* WORK REQUIRED *
Are you able to retype all the records below exactly?

* DATASET ENTRIES *
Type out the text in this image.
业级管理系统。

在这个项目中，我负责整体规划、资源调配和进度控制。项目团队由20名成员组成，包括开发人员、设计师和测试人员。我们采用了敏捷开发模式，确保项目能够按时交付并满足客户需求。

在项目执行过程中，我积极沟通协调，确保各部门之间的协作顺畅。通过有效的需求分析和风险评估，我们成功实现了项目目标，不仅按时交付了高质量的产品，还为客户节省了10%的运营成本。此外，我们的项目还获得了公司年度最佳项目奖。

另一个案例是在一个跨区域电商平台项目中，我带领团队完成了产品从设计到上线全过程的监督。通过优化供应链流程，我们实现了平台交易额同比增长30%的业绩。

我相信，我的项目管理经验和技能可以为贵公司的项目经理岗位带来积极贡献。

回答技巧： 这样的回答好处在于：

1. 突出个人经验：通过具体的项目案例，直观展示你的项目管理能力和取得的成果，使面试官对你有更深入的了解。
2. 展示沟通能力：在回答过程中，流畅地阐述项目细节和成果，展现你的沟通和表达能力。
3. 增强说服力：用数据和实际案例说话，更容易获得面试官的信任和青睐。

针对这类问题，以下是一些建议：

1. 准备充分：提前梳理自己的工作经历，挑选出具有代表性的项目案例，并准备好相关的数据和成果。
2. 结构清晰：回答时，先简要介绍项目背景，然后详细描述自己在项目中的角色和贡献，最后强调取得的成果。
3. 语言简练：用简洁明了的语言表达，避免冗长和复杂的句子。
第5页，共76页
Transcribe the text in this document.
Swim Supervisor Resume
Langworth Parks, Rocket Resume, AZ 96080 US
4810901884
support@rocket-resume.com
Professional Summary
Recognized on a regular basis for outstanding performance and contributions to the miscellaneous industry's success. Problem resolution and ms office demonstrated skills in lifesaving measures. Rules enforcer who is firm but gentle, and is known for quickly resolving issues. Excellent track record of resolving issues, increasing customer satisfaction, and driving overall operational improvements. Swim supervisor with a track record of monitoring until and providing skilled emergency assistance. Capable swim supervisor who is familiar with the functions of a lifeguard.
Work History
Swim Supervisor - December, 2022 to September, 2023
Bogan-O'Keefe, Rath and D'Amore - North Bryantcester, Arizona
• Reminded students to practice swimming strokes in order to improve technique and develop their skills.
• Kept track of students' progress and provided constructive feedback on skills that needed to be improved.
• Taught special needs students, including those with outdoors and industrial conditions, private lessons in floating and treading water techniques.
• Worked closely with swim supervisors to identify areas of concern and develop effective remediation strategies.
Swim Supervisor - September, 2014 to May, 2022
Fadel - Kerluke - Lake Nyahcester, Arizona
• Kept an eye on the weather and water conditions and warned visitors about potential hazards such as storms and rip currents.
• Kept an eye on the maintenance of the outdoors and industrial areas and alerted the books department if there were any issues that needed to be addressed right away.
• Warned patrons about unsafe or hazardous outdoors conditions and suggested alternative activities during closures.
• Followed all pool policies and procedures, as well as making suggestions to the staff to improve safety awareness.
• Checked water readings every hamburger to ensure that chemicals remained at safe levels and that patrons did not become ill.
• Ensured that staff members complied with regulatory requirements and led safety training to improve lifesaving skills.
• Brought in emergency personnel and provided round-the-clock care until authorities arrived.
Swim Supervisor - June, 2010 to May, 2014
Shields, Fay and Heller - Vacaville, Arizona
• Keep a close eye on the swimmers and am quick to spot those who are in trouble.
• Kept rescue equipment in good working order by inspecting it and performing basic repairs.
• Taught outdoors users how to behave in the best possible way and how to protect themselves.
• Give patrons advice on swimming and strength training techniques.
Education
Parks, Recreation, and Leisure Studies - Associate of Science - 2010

* EXPECTED ANSWER *
Type out the text in this image.
业级管理系统。

在这个项目中，我负责整体规划、资源调配和进度控制。项目团队由20名成员组成，包括开发人员、设计师和测试人员。我们采用了敏捷开发模式，确保项目能够按时交付并满足客户需求。

在项目执行过程中，我积极沟通协调，确保各部门之间的协作顺畅。通过有效的需求分析和风险评估，我们成功实现了项目目标，不仅按时交付了高质量的产品，还为客户节省了10%的运营成本。此外，我们的项目还获得了公司年度最佳项目奖。

另一个案例是在一个跨区域电商平台项目中，我带领团队完成了产品从设计到上线全过程的监督。通过优化供应链流程，我们实现了平台交易额同比增长30%的业绩。

我相信，我的项目管理经验和技能可以为贵公司的项目经理岗位带来积极贡献。

回答技巧： 这样的回答好处在于：

1. 突出个人经验：通过具体的项目案例，直观展示你的项目管理能力和取得的成果，使面试官对你有更深入的了解。
2. 展示沟通能力：在回答过程中，流畅地阐述项目细节和成果，展现你的沟通和表达能力。
3. 增强说服力：用数据和实际案例说话，更容易获得面试官的信任和青睐。

针对这类问题，以下是一些建议：

1. 准备充分：提前梳理自己的工作经历，挑选出具有代表性的项目案例，并准备好相关的数据和成果。
2. 结构清晰：回答时，先简要介绍项目背景，然后详细描述自己在项目中的角色和贡献，最后强调取得的成果。
3. 语言简练：用简洁明了的语言表达，避免冗长和复杂的句子。
第5页，共76页
Transcribe the text in this document.
Swim Supervisor Resume
Langworth Parks, Rocket Resume, AZ 96080 US
4810901884
support@rocket-resume.com
Professional Summary
Recognized on a regular basis for outstanding performance and contributions to the miscellaneous industry's success. Problem resolution and ms office demonstrated skills in lifesaving measures. Rules enforcer who is firm but gentle, and is known for quickly resolving issues. Excellent track record of resolving issues, increasing customer satisfaction, and driving overall operational improvements. Swim supervisor with a track record of monitoring until and providing skilled emergency assistance. Capable swim supervisor who is familiar with the functions of a lifeguard.
Work History
Swim Supervisor - December, 2022 to September, 2023
Bogan-O'Keefe, Rath and D'Amore - North Bryantcester, Arizona
• Reminded students to practice swimming strokes in order to improve technique and develop their skills.
• Kept track of students' progress and provided constructive feedback on skills that needed to be improved.
• Taught special needs students, including those with outdoors and industrial conditions, private lessons in floating and treading water techniques.
• Worked closely with swim supervisors to identify areas of concern and develop effective remediation strategies.
Swim Supervisor - September, 2014 to May, 2022
Fadel - Kerluke - Lake Nyahcester, Arizona
• Kept an eye on the weather and water conditions and warned visitors about potential hazards such as storms and rip currents.
• Kept an eye on the maintenance of the outdoors and industrial areas and alerted the books department if there were any issues that needed to be addressed right away.
• Warned patrons about unsafe or hazardous outdoors conditions and suggested alternative activities during closures.
• Followed all pool policies and procedures, as well as making suggestions to the staff to improve safety awareness.
• Checked water readings every hamburger to ensure that chemicals remained at safe levels and that patrons did not become ill.
• Ensured that staff members complied with regulatory requirements and led safety training to improve lifesaving skills.
• Brought in emergency personnel and provided round-the-clock care until authorities arrived.
Swim Supervisor - June, 2010 to May, 2014
Shields, Fay and Heller - Vacaville, Arizona
• Keep a close eye on the swimmers and am quick to spot those who are in trouble.
• Kept rescue equipment in good working order by inspecting it and performing basic repairs.
• Taught outdoors users how to behave in the best possible way and how to protect themselves.
• Give patrons advice on swimming and strength training techniques.
Education
Parks, Recreation, and Leisure Studies - Associate of Science - 2010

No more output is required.